━━━━━ Records for this task ━━━━━

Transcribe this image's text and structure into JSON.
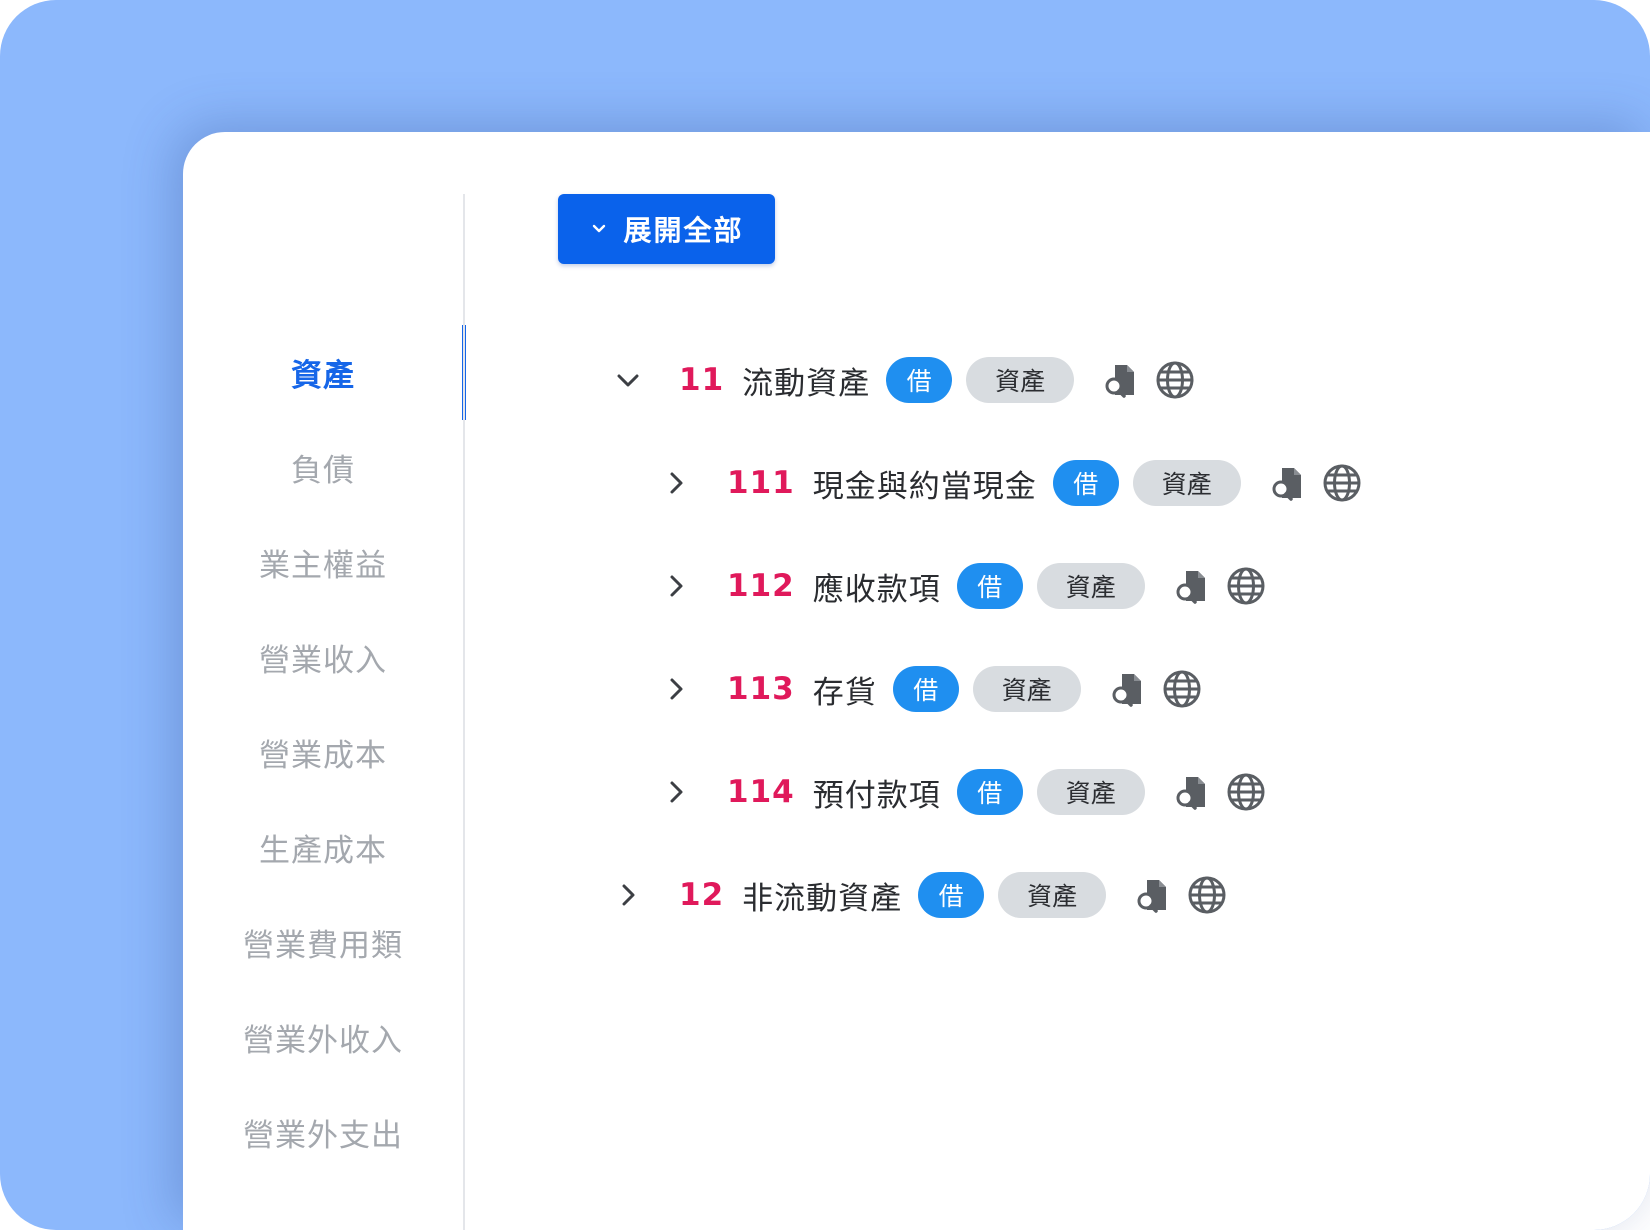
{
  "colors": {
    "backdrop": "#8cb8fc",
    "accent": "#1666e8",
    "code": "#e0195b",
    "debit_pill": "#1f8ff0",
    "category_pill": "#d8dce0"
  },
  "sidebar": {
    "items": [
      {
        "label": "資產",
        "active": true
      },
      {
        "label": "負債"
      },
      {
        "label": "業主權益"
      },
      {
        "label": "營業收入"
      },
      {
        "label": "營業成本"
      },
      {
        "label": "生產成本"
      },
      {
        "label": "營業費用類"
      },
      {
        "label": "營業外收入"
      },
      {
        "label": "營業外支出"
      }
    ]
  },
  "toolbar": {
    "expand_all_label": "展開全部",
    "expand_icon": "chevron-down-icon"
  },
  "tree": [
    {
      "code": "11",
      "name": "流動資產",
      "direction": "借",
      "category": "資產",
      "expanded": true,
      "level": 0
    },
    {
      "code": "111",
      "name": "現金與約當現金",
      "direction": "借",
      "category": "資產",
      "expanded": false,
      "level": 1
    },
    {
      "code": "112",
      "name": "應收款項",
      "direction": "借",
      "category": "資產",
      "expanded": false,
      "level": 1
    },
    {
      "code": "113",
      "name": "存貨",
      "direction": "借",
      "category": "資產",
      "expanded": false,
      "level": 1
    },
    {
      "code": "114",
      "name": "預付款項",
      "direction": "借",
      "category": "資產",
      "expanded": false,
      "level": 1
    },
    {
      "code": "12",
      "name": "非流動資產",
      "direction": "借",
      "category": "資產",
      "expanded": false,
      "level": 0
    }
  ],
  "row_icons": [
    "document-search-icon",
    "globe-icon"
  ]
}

━━━━━
━━━━━ Records for this task ━━━━━

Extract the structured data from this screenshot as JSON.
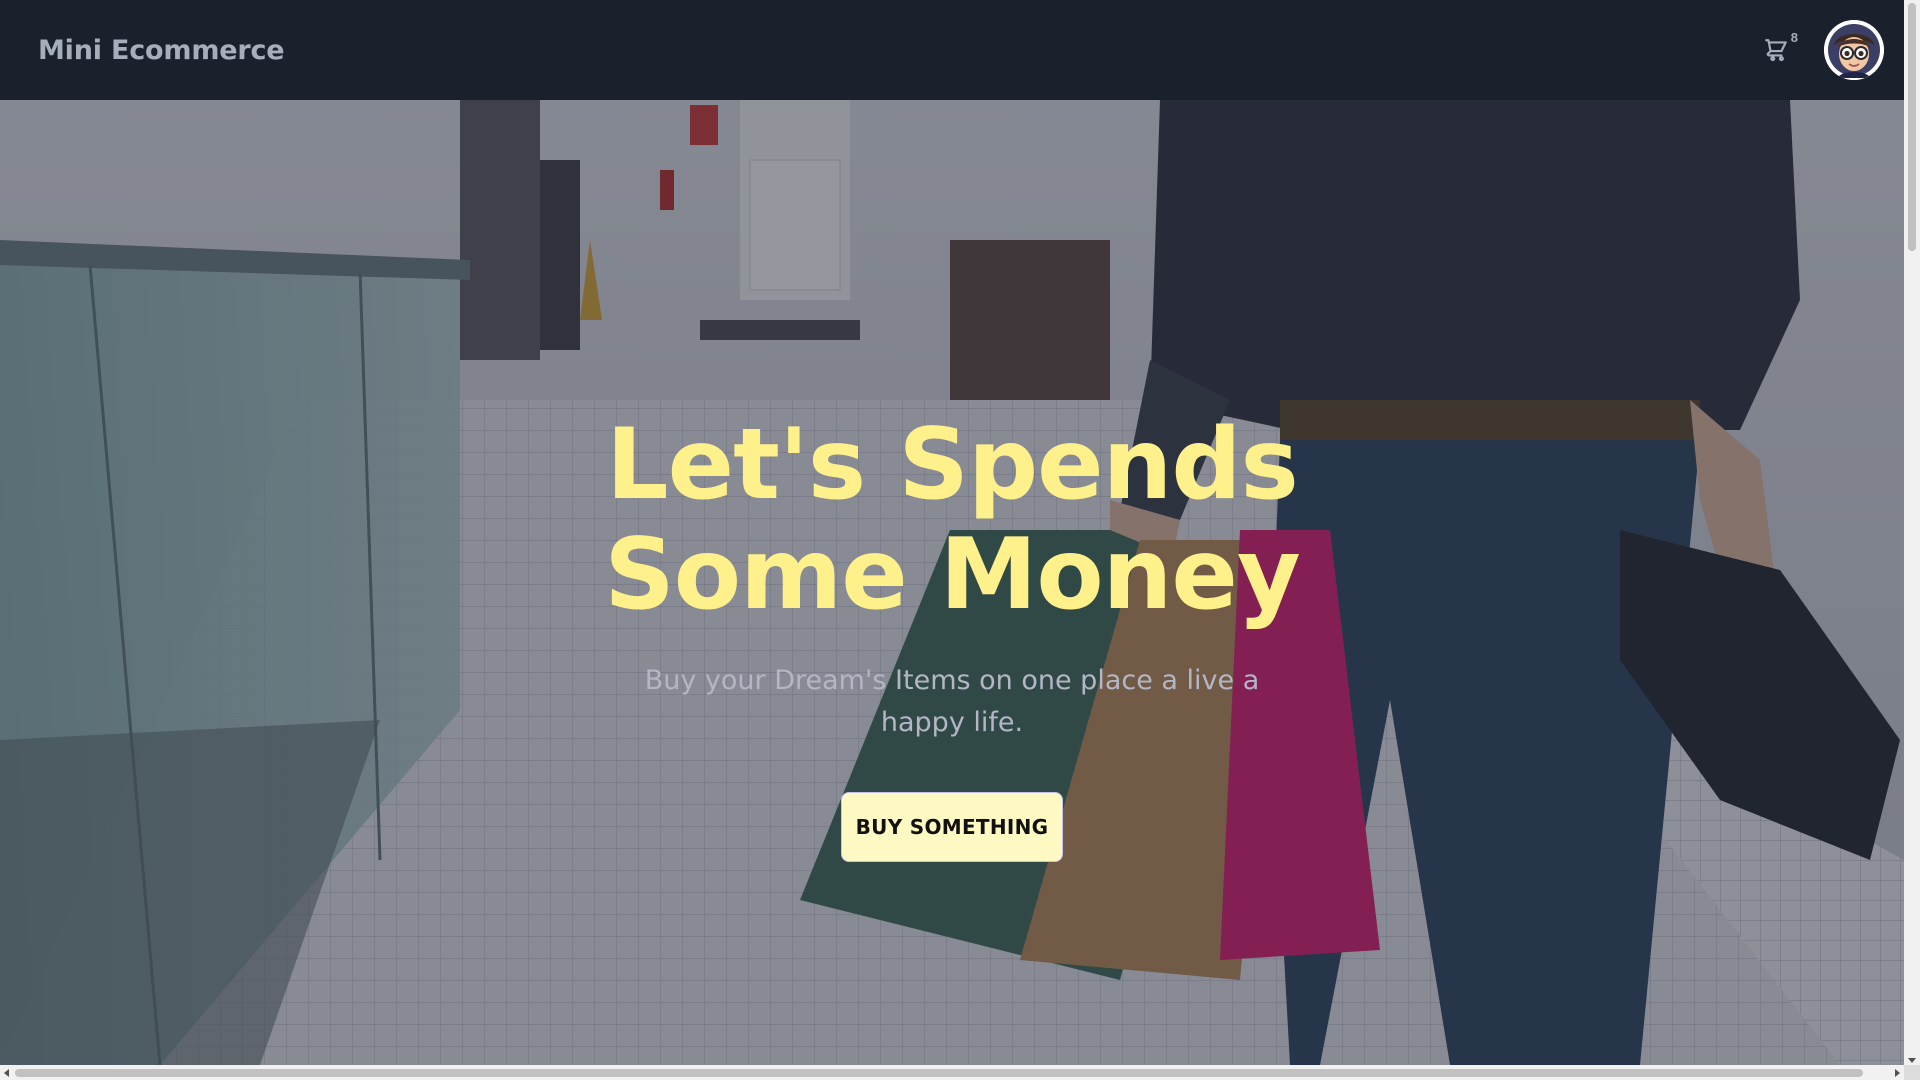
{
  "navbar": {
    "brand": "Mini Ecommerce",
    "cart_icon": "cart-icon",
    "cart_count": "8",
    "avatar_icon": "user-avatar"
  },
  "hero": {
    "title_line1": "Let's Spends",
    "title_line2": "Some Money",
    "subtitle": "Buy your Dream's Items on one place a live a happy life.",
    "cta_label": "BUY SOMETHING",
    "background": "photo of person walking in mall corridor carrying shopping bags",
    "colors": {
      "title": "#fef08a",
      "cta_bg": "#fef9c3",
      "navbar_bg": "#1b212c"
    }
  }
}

━━━━━

→ **Exercise aim**
Look through the data above. Each line containing the word "name" needs to be copied.

→ **Result**
      "name": "流動資產",
      "name": "現金與約當現金",
      "name": "應收款項",
      "name": "存貨",
      "name": "預付款項",
      "name": "非流動資產",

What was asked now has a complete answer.